Repeat every line below exactly as it reads.

* Dataset records:
[Begin]

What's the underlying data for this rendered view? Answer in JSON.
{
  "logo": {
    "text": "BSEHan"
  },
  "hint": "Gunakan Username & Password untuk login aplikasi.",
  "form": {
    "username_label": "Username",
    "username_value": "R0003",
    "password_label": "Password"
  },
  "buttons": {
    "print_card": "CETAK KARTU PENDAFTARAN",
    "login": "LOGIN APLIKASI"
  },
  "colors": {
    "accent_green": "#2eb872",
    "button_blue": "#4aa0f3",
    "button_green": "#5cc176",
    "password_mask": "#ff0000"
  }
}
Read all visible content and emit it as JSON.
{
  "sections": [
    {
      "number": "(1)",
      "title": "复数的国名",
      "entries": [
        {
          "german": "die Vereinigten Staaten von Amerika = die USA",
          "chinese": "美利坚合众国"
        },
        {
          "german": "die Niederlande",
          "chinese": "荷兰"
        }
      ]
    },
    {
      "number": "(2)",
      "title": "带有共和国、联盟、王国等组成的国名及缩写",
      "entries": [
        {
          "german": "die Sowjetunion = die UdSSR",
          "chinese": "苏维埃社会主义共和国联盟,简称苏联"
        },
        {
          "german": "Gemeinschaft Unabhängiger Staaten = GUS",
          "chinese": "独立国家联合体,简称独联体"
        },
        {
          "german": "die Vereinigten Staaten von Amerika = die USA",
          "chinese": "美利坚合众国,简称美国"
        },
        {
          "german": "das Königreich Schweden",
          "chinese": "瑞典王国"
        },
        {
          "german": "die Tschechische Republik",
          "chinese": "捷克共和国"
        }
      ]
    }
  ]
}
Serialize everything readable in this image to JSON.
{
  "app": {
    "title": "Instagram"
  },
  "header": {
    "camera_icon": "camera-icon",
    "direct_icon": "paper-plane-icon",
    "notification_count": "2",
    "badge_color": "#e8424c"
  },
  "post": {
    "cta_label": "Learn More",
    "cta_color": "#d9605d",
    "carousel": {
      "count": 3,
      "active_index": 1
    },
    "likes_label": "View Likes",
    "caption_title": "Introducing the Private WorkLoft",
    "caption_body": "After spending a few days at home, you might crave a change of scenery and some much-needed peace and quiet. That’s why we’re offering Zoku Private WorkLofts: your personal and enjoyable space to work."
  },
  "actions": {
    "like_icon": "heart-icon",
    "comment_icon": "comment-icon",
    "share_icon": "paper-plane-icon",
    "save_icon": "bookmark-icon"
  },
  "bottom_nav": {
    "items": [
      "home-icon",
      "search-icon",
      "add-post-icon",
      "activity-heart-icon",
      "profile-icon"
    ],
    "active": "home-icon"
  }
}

[End]

* Answer to this task:
What's the underlying data for this rendered view? Answer in JSON.
{
  "logo": {
    "text": "BSEHan"
  },
  "hint": "Gunakan Username & Password untuk login aplikasi.",
  "form": {
    "username_label": "Username",
    "username_value": "R0003",
    "password_label": "Password"
  },
  "buttons": {
    "print_card": "CETAK KARTU PENDAFTARAN",
    "login": "LOGIN APLIKASI"
  },
  "colors": {
    "accent_green": "#2eb872",
    "button_blue": "#4aa0f3",
    "button_green": "#5cc176",
    "password_mask": "#ff0000"
  }
}
Read all visible content and emit it as JSON.
{
  "sections": [
    {
      "number": "(1)",
      "title": "复数的国名",
      "entries": [
        {
          "german": "die Vereinigten Staaten von Amerika = die USA",
          "chinese": "美利坚合众国"
        },
        {
          "german": "die Niederlande",
          "chinese": "荷兰"
        }
      ]
    },
    {
      "number": "(2)",
      "title": "带有共和国、联盟、王国等组成的国名及缩写",
      "entries": [
        {
          "german": "die Sowjetunion = die UdSSR",
          "chinese": "苏维埃社会主义共和国联盟,简称苏联"
        },
        {
          "german": "Gemeinschaft Unabhängiger Staaten = GUS",
          "chinese": "独立国家联合体,简称独联体"
        },
        {
          "german": "die Vereinigten Staaten von Amerika = die USA",
          "chinese": "美利坚合众国,简称美国"
        },
        {
          "german": "das Königreich Schweden",
          "chinese": "瑞典王国"
        },
        {
          "german": "die Tschechische Republik",
          "chinese": "捷克共和国"
        }
      ]
    }
  ]
}
Serialize everything readable in this image to JSON.
{
  "app": {
    "title": "Instagram"
  },
  "header": {
    "camera_icon": "camera-icon",
    "direct_icon": "paper-plane-icon",
    "notification_count": "2",
    "badge_color": "#e8424c"
  },
  "post": {
    "cta_label": "Learn More",
    "cta_color": "#d9605d",
    "carousel": {
      "count": 3,
      "active_index": 1
    },
    "likes_label": "View Likes",
    "caption_title": "Introducing the Private WorkLoft",
    "caption_body": "After spending a few days at home, you might crave a change of scenery and some much-needed peace and quiet. That’s why we’re offering Zoku Private WorkLofts: your personal and enjoyable space to work."
  },
  "actions": {
    "like_icon": "heart-icon",
    "comment_icon": "comment-icon",
    "share_icon": "paper-plane-icon",
    "save_icon": "bookmark-icon"
  },
  "bottom_nav": {
    "items": [
      "home-icon",
      "search-icon",
      "add-post-icon",
      "activity-heart-icon",
      "profile-icon"
    ],
    "active": "home-icon"
  }
}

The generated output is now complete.